**Work to do**: From the entries below, count every line that contains the word "seal". Please give the number and nothing else.

------

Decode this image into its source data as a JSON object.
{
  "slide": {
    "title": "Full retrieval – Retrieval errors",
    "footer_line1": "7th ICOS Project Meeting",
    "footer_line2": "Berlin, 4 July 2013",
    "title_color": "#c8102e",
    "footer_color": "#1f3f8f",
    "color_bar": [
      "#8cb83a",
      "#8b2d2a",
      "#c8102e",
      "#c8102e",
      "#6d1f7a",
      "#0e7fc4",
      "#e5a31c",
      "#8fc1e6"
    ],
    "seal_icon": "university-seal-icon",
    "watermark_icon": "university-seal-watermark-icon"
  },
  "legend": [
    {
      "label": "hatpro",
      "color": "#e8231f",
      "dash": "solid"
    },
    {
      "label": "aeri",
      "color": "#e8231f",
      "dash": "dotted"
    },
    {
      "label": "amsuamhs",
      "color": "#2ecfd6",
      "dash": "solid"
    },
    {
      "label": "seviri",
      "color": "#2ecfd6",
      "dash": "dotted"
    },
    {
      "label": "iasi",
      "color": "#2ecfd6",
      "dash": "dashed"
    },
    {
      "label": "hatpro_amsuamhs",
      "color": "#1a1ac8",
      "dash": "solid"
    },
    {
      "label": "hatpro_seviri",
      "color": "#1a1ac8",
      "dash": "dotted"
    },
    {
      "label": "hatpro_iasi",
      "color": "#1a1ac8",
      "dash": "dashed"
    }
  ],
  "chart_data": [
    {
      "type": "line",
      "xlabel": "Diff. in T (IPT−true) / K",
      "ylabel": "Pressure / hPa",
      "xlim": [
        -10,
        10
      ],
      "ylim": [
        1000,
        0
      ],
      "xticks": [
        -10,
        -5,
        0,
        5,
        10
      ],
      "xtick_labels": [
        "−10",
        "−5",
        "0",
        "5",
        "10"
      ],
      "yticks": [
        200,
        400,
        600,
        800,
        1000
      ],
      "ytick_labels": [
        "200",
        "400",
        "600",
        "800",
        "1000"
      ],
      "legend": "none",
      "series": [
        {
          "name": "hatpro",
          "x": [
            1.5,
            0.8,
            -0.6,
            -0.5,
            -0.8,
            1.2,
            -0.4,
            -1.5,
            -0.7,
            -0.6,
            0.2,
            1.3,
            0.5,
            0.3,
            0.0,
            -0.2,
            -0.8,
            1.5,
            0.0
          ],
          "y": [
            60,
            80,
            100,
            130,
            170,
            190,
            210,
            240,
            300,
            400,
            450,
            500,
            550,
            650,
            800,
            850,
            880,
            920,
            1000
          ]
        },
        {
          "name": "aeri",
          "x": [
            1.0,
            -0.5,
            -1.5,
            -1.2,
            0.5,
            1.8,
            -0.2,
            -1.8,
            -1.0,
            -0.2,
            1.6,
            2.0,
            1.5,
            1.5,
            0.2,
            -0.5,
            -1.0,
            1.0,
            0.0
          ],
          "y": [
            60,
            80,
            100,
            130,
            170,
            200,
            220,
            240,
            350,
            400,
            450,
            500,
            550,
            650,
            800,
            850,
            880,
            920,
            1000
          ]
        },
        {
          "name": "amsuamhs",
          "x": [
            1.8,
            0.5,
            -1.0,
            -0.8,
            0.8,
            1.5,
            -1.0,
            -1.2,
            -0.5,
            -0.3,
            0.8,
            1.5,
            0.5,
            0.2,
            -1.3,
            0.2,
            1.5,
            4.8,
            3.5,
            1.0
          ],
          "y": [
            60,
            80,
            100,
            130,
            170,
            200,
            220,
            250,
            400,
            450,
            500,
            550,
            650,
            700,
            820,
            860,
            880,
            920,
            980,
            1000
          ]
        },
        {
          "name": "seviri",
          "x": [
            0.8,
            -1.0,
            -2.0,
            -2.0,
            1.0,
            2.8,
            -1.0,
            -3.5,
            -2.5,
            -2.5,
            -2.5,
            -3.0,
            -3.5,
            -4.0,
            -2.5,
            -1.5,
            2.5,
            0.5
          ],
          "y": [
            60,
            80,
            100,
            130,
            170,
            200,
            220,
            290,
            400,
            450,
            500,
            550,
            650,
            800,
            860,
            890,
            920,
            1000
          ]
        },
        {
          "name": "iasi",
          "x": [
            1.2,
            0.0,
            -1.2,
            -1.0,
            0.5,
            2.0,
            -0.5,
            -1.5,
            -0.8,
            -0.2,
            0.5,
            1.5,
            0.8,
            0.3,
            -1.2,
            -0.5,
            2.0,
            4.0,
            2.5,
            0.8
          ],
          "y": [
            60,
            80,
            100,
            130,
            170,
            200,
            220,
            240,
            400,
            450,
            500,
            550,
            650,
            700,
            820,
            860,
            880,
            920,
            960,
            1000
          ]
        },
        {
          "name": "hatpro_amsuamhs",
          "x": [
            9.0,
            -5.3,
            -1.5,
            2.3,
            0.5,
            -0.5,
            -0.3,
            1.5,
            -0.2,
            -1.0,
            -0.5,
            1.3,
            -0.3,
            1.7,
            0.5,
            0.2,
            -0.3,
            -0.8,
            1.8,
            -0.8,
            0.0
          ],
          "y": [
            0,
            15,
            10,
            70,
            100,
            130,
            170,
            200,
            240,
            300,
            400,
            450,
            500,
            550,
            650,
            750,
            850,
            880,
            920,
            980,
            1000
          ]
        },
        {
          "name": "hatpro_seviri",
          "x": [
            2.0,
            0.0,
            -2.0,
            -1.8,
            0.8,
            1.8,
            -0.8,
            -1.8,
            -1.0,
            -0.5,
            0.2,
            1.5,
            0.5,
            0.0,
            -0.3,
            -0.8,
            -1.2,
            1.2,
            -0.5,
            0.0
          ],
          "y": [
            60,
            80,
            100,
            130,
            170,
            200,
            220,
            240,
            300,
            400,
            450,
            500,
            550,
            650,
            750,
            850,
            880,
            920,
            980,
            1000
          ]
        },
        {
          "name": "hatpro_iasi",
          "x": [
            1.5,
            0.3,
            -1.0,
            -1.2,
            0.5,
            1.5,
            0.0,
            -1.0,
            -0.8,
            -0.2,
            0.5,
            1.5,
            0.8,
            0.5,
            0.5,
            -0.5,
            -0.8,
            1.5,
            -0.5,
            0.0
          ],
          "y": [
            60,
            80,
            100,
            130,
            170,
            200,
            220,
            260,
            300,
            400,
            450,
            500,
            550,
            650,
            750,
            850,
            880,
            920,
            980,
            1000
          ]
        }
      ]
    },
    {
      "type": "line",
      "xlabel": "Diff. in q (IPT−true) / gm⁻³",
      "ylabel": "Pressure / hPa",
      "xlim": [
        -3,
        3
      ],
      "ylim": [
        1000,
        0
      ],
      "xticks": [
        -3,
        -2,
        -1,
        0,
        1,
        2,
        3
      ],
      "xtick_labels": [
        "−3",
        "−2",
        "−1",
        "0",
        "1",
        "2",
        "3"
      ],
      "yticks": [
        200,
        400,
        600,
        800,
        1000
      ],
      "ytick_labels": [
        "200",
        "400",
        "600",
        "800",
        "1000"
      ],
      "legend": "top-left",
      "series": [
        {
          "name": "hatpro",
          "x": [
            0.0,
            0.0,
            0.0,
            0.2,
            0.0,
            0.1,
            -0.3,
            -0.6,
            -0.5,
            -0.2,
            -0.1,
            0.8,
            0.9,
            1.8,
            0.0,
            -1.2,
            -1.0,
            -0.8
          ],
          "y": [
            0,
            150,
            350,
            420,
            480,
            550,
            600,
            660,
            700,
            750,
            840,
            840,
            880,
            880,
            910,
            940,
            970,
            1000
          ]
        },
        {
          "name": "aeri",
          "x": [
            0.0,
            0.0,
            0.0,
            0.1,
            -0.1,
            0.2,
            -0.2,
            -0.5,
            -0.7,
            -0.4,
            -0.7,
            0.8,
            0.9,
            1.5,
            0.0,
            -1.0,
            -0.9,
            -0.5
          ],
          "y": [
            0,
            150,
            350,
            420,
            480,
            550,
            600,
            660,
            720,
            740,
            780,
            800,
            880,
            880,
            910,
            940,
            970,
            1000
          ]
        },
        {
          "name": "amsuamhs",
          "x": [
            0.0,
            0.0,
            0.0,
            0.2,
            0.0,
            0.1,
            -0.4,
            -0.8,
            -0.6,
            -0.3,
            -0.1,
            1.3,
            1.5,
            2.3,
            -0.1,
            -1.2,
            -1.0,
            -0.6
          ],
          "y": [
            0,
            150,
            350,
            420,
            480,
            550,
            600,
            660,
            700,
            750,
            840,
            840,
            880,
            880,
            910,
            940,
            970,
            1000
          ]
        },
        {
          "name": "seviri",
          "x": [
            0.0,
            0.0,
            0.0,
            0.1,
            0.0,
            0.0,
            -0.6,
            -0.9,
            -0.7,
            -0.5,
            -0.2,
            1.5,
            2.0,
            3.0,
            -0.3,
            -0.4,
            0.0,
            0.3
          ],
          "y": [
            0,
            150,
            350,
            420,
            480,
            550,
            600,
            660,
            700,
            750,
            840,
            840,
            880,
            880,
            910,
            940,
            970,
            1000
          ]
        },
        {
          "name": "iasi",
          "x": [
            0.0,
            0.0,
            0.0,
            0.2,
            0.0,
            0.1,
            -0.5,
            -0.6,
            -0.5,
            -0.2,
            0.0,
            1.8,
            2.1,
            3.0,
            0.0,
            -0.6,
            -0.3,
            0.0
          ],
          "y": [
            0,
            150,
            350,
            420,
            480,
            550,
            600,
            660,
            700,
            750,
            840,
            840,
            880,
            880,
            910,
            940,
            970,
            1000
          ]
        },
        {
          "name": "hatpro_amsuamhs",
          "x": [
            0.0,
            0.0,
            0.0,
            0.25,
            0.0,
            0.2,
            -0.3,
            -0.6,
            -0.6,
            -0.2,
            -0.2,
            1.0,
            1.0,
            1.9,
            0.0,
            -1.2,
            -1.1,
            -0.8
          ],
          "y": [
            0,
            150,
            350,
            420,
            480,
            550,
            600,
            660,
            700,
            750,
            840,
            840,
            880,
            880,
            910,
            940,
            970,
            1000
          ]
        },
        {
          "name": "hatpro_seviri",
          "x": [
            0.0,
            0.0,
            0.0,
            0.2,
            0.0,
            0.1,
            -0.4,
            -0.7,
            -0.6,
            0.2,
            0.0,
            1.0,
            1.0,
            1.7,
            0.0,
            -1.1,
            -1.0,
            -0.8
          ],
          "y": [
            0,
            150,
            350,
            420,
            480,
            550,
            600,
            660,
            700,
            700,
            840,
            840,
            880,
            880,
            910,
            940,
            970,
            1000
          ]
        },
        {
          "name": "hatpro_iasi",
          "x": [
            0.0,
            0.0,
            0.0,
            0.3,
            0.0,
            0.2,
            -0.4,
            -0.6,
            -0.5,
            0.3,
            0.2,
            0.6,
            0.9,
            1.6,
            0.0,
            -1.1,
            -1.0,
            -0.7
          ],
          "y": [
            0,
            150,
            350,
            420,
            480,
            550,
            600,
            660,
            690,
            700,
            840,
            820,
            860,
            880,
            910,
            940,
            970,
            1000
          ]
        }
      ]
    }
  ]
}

------

**Full solution**: 2